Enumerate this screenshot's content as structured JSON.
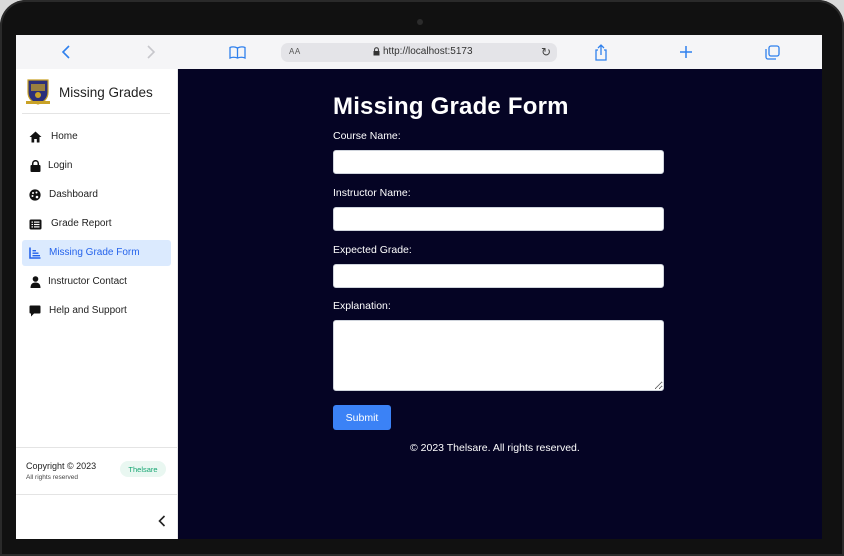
{
  "browser": {
    "text_size_label": "AA",
    "url": "http://localhost:5173",
    "accent_color": "#2f80ed"
  },
  "sidebar": {
    "app_title": "Missing Grades",
    "items": [
      {
        "label": "Home",
        "icon": "home-icon",
        "active": false
      },
      {
        "label": "Login",
        "icon": "lock-icon",
        "active": false
      },
      {
        "label": "Dashboard",
        "icon": "palette-icon",
        "active": false
      },
      {
        "label": "Grade Report",
        "icon": "list-icon",
        "active": false
      },
      {
        "label": "Missing Grade Form",
        "icon": "chart-icon",
        "active": true
      },
      {
        "label": "Instructor Contact",
        "icon": "person-icon",
        "active": false
      },
      {
        "label": "Help and Support",
        "icon": "chat-icon",
        "active": false
      }
    ],
    "footer": {
      "copyright": "Copyright © 2023",
      "rights": "All rights reserved",
      "badge": "Thelsare"
    }
  },
  "main": {
    "title": "Missing Grade Form",
    "fields": [
      {
        "label": "Course Name:",
        "value": ""
      },
      {
        "label": "Instructor Name:",
        "value": ""
      },
      {
        "label": "Expected Grade:",
        "value": ""
      },
      {
        "label": "Explanation:",
        "value": ""
      }
    ],
    "submit_label": "Submit",
    "footer": "© 2023 Thelsare. All rights reserved.",
    "background_color": "#050424"
  }
}
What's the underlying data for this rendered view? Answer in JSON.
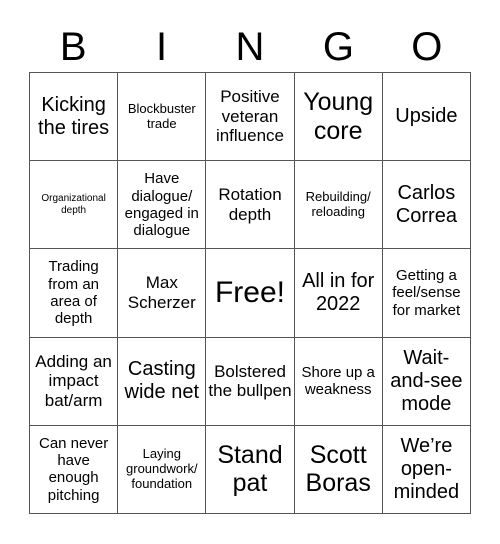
{
  "header": {
    "letters": [
      "B",
      "I",
      "N",
      "G",
      "O"
    ]
  },
  "cells": [
    {
      "text": "Kicking the tires",
      "size": "s-xl"
    },
    {
      "text": "Blockbuster trade",
      "size": "s-sm"
    },
    {
      "text": "Positive veteran influence",
      "size": "s-lg"
    },
    {
      "text": "Young core",
      "size": "s-xxl"
    },
    {
      "text": "Upside",
      "size": "s-xl"
    },
    {
      "text": "Organizational depth",
      "size": "s-xs"
    },
    {
      "text": "Have dialogue/ engaged in dialogue",
      "size": "s-md"
    },
    {
      "text": "Rotation depth",
      "size": "s-lg"
    },
    {
      "text": "Rebuilding/ reloading",
      "size": "s-sm"
    },
    {
      "text": "Carlos Correa",
      "size": "s-xl"
    },
    {
      "text": "Trading from an area of depth",
      "size": "s-md"
    },
    {
      "text": "Max Scherzer",
      "size": "s-lg"
    },
    {
      "text": "Free!",
      "size": "s-free"
    },
    {
      "text": "All in for 2022",
      "size": "s-xl"
    },
    {
      "text": "Getting a feel/sense for market",
      "size": "s-md"
    },
    {
      "text": "Adding an impact bat/arm",
      "size": "s-lg"
    },
    {
      "text": "Casting wide net",
      "size": "s-xl"
    },
    {
      "text": "Bolstered the bullpen",
      "size": "s-lg"
    },
    {
      "text": "Shore up a weakness",
      "size": "s-md"
    },
    {
      "text": "Wait-and-see mode",
      "size": "s-xl"
    },
    {
      "text": "Can never have enough pitching",
      "size": "s-md"
    },
    {
      "text": "Laying groundwork/ foundation",
      "size": "s-sm"
    },
    {
      "text": "Stand pat",
      "size": "s-xxl"
    },
    {
      "text": "Scott Boras",
      "size": "s-xxl"
    },
    {
      "text": "We’re open-minded",
      "size": "s-xl"
    }
  ]
}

——

## WORK REQUIRED:
Give the entries again word for word, but skip the pictures.

## EXERCISE OUTPUT:
Enumerate this screenshot's content as structured JSON.
{
  "browser": {
    "text_size_label": "AA",
    "url": "http://localhost:5173",
    "accent_color": "#2f80ed"
  },
  "sidebar": {
    "app_title": "Missing Grades",
    "items": [
      {
        "label": "Home",
        "icon": "home-icon",
        "active": false
      },
      {
        "label": "Login",
        "icon": "lock-icon",
        "active": false
      },
      {
        "label": "Dashboard",
        "icon": "palette-icon",
        "active": false
      },
      {
        "label": "Grade Report",
        "icon": "list-icon",
        "active": false
      },
      {
        "label": "Missing Grade Form",
        "icon": "chart-icon",
        "active": true
      },
      {
        "label": "Instructor Contact",
        "icon": "person-icon",
        "active": false
      },
      {
        "label": "Help and Support",
        "icon": "chat-icon",
        "active": false
      }
    ],
    "footer": {
      "copyright": "Copyright © 2023",
      "rights": "All rights reserved",
      "badge": "Thelsare"
    }
  },
  "main": {
    "title": "Missing Grade Form",
    "fields": [
      {
        "label": "Course Name:",
        "value": ""
      },
      {
        "label": "Instructor Name:",
        "value": ""
      },
      {
        "label": "Expected Grade:",
        "value": ""
      },
      {
        "label": "Explanation:",
        "value": ""
      }
    ],
    "submit_label": "Submit",
    "footer": "© 2023 Thelsare. All rights reserved.",
    "background_color": "#050424"
  }
}
What's the underlying data for this rendered view? Answer in JSON.
{
  "header": {
    "letters": [
      "B",
      "I",
      "N",
      "G",
      "O"
    ]
  },
  "cells": [
    {
      "text": "Kicking the tires",
      "size": "s-xl"
    },
    {
      "text": "Blockbuster trade",
      "size": "s-sm"
    },
    {
      "text": "Positive veteran influence",
      "size": "s-lg"
    },
    {
      "text": "Young core",
      "size": "s-xxl"
    },
    {
      "text": "Upside",
      "size": "s-xl"
    },
    {
      "text": "Organizational depth",
      "size": "s-xs"
    },
    {
      "text": "Have dialogue/ engaged in dialogue",
      "size": "s-md"
    },
    {
      "text": "Rotation depth",
      "size": "s-lg"
    },
    {
      "text": "Rebuilding/ reloading",
      "size": "s-sm"
    },
    {
      "text": "Carlos Correa",
      "size": "s-xl"
    },
    {
      "text": "Trading from an area of depth",
      "size": "s-md"
    },
    {
      "text": "Max Scherzer",
      "size": "s-lg"
    },
    {
      "text": "Free!",
      "size": "s-free"
    },
    {
      "text": "All in for 2022",
      "size": "s-xl"
    },
    {
      "text": "Getting a feel/sense for market",
      "size": "s-md"
    },
    {
      "text": "Adding an impact bat/arm",
      "size": "s-lg"
    },
    {
      "text": "Casting wide net",
      "size": "s-xl"
    },
    {
      "text": "Bolstered the bullpen",
      "size": "s-lg"
    },
    {
      "text": "Shore up a weakness",
      "size": "s-md"
    },
    {
      "text": "Wait-and-see mode",
      "size": "s-xl"
    },
    {
      "text": "Can never have enough pitching",
      "size": "s-md"
    },
    {
      "text": "Laying groundwork/ foundation",
      "size": "s-sm"
    },
    {
      "text": "Stand pat",
      "size": "s-xxl"
    },
    {
      "text": "Scott Boras",
      "size": "s-xxl"
    },
    {
      "text": "We’re open-minded",
      "size": "s-xl"
    }
  ]
}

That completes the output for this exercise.